▸ DO THIS
Report every line in the listing below where the string "Simple" shows up.

▸ EXERCISE INPUTS

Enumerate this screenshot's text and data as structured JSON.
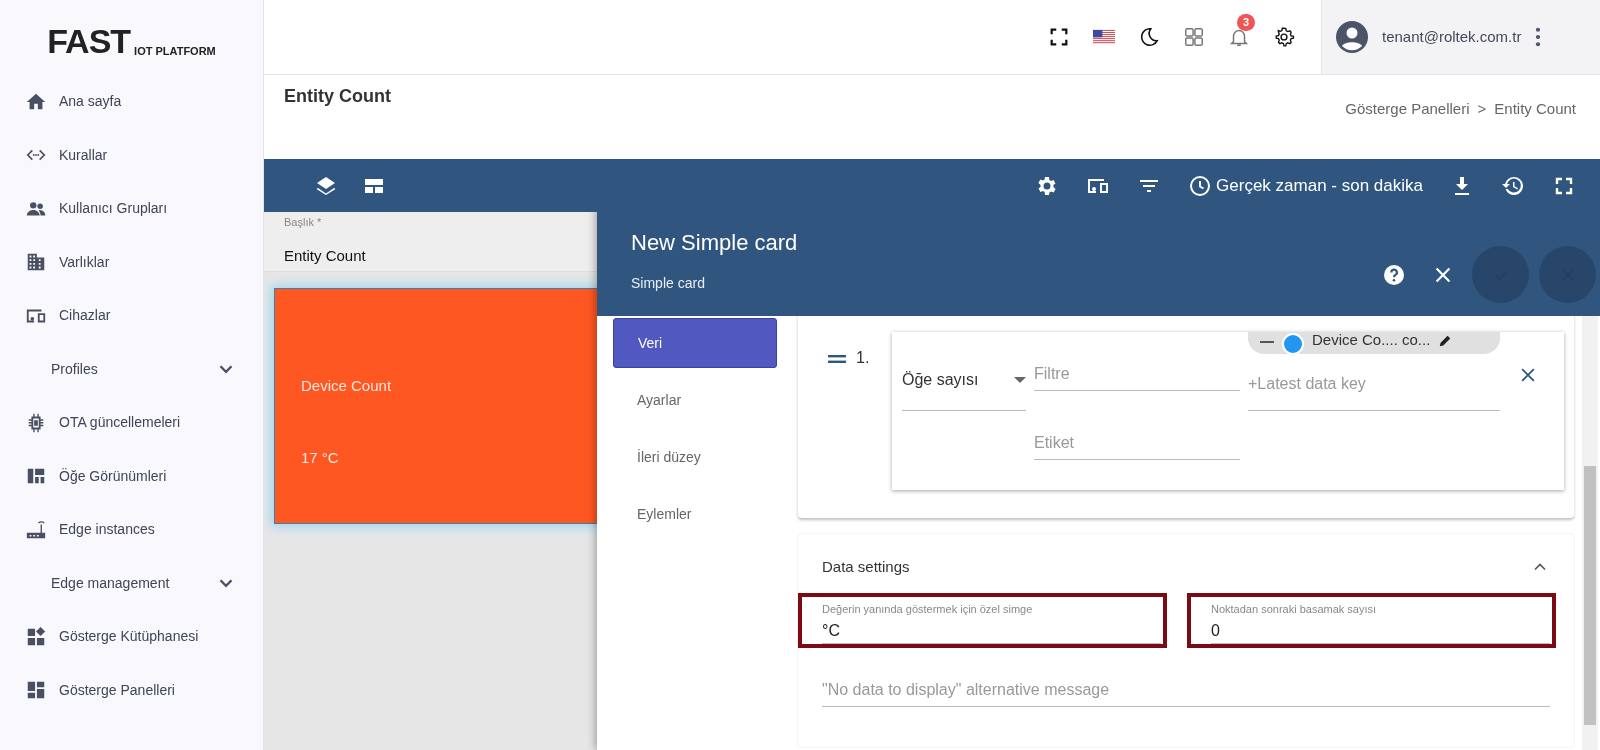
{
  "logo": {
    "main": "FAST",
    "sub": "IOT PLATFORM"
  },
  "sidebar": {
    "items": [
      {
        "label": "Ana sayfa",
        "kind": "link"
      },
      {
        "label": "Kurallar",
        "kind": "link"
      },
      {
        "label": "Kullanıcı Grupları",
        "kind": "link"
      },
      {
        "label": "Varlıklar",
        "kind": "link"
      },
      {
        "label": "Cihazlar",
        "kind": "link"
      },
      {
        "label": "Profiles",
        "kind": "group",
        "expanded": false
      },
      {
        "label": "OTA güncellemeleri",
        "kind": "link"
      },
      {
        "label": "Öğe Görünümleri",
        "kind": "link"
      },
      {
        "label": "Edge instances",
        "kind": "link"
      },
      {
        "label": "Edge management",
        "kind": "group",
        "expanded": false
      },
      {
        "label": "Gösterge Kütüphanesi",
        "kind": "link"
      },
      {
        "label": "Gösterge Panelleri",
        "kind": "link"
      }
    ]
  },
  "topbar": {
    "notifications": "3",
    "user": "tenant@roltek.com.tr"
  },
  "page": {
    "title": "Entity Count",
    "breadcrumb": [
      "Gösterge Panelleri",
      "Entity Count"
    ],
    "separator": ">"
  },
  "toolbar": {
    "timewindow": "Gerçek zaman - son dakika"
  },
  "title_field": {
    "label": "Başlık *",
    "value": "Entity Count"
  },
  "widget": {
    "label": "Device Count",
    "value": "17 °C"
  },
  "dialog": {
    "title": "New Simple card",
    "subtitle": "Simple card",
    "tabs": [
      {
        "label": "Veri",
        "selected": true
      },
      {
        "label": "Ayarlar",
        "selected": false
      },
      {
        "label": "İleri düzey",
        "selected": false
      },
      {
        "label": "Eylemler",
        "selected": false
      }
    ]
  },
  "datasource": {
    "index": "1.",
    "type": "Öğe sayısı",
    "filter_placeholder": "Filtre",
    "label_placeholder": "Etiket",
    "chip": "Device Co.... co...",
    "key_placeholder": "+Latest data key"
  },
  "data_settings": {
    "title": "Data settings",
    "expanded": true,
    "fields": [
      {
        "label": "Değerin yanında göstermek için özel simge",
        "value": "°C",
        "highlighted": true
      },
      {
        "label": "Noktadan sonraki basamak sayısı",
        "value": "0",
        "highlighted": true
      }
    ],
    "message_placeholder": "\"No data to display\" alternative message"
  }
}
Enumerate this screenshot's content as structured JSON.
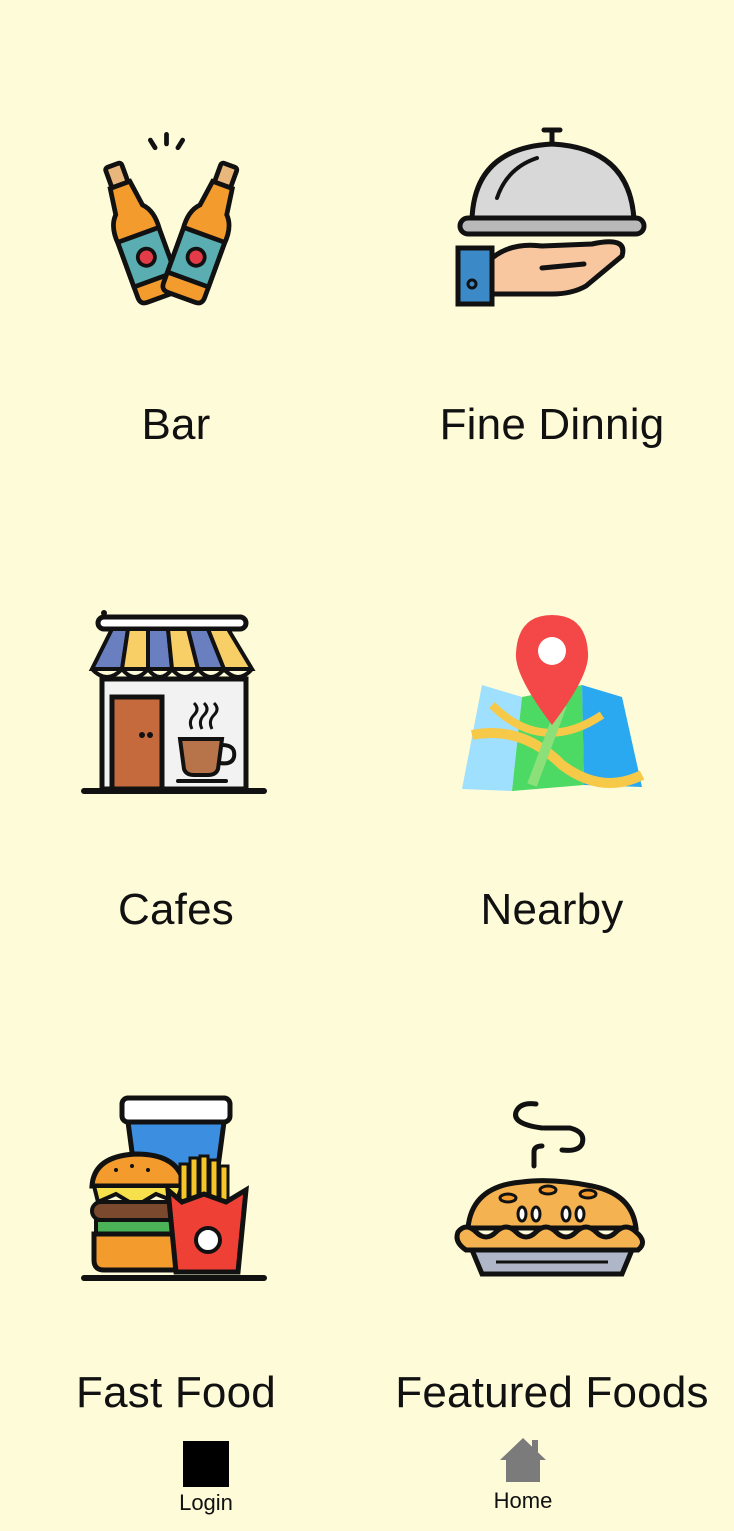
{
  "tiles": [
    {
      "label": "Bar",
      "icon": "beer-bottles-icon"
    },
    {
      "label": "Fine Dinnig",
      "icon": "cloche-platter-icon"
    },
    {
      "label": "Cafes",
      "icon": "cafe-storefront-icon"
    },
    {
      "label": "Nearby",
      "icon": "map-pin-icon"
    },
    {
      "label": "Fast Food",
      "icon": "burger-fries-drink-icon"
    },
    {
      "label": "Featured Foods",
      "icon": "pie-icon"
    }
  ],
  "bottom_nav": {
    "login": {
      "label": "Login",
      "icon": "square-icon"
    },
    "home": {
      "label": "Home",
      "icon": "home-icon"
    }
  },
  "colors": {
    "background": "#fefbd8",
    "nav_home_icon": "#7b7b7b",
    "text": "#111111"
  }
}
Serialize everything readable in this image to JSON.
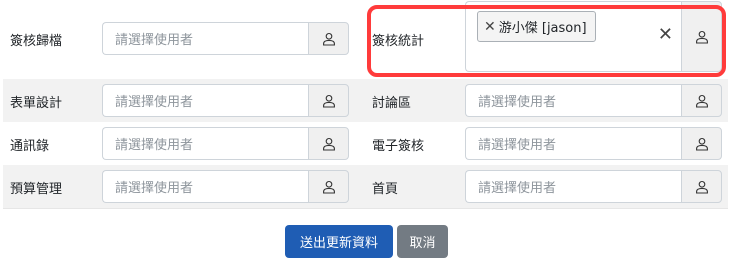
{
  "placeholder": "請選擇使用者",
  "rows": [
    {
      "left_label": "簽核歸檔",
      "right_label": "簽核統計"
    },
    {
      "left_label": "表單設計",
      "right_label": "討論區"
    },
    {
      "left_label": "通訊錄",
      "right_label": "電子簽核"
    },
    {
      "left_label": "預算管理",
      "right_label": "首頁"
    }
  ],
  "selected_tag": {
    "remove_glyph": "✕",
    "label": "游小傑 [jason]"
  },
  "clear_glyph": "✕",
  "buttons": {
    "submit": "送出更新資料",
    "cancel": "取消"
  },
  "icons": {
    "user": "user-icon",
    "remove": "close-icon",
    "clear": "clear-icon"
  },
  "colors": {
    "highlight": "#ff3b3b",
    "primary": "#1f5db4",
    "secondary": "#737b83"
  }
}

==

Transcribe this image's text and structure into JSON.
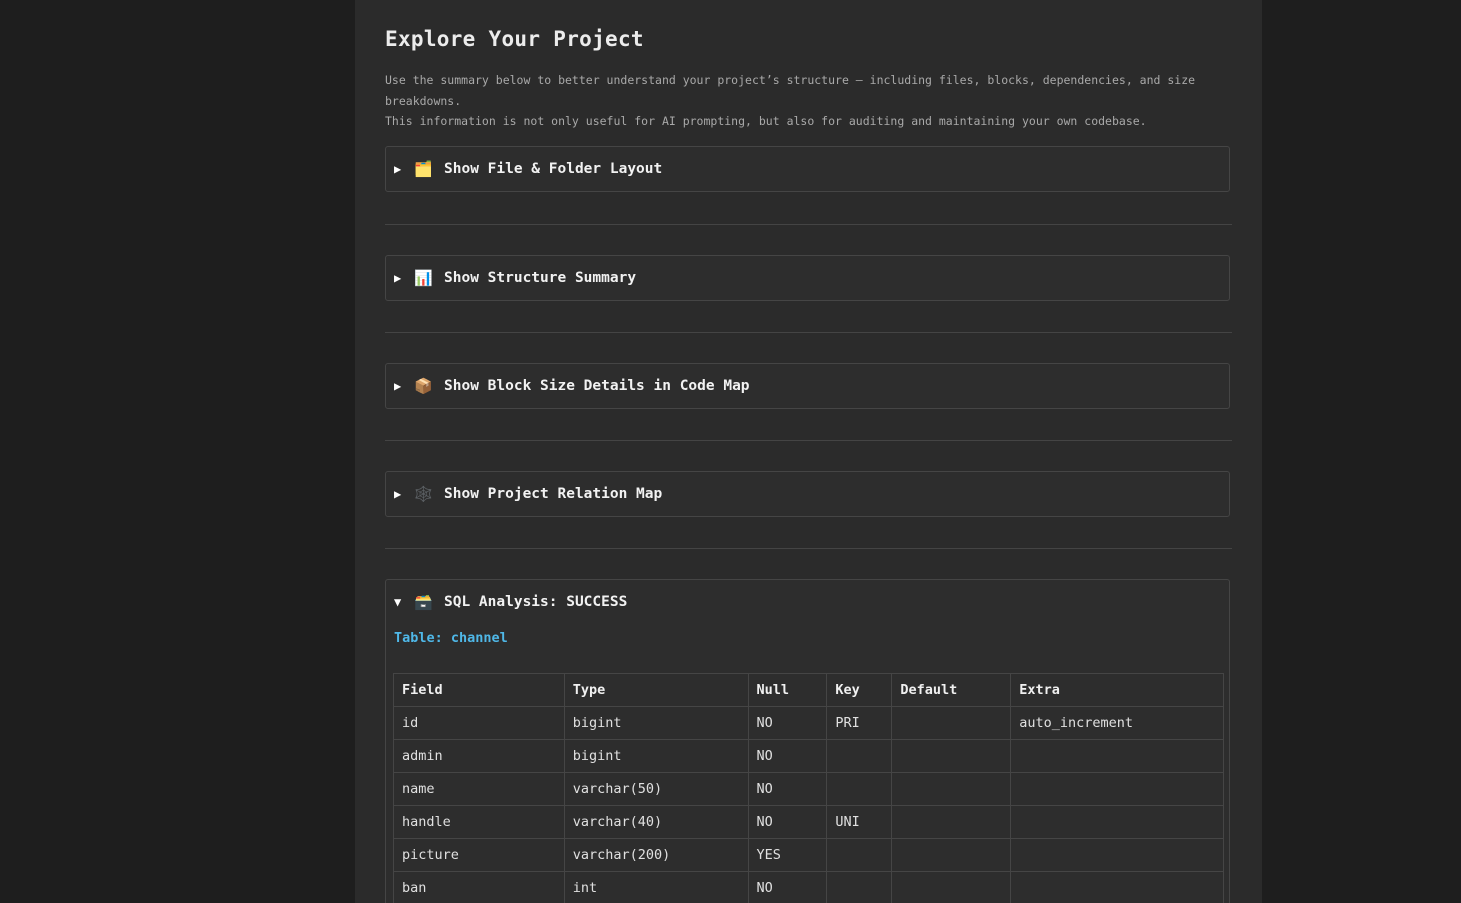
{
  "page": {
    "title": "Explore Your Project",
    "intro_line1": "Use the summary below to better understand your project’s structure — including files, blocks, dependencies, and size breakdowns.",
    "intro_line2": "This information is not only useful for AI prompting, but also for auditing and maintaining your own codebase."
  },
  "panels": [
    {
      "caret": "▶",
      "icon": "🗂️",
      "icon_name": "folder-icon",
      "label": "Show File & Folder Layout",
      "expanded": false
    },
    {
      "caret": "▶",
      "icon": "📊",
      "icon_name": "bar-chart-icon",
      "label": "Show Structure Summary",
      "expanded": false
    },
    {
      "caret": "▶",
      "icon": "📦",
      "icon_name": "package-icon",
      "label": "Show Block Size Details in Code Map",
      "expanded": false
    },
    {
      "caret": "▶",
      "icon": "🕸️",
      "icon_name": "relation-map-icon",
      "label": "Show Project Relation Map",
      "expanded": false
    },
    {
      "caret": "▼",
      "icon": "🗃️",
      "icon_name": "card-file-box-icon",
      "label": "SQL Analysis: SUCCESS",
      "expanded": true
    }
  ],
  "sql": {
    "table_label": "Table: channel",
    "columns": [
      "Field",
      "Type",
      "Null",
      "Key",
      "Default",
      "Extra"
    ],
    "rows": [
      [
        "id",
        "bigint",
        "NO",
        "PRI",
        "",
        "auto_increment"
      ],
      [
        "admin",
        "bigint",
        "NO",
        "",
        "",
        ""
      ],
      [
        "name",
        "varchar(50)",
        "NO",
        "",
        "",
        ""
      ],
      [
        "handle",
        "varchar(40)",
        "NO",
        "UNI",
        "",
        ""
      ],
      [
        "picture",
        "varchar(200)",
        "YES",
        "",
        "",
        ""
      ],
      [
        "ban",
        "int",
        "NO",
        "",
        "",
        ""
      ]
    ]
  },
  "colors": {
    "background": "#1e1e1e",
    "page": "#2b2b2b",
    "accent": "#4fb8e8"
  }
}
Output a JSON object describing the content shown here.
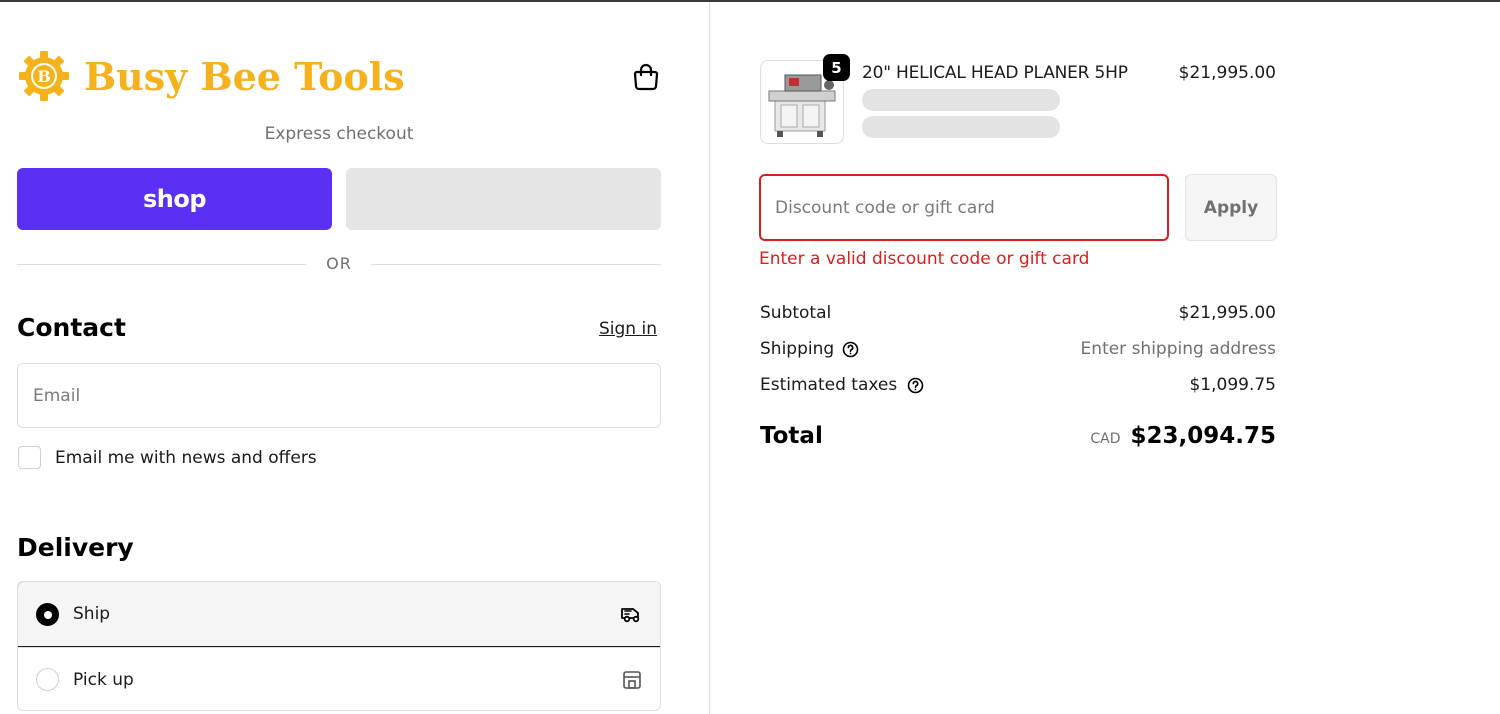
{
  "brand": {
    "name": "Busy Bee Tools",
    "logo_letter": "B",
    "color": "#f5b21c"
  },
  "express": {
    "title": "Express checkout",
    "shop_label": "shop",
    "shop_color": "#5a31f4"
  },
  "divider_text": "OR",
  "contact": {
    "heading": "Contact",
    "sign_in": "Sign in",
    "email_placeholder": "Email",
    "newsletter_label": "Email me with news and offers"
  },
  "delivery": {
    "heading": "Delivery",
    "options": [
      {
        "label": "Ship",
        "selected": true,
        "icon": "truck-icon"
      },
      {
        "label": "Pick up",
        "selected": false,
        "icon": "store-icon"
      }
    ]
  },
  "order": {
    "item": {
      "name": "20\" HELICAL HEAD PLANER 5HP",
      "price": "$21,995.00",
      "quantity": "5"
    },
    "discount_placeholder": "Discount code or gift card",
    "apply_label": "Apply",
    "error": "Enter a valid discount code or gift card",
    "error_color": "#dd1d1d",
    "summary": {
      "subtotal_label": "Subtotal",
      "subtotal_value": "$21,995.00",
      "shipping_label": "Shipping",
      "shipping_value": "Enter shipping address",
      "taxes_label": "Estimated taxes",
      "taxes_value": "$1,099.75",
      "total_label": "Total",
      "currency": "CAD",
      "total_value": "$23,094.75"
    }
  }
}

▸ RESULT
    "title": "New Simple card",
    "subtitle": "Simple card",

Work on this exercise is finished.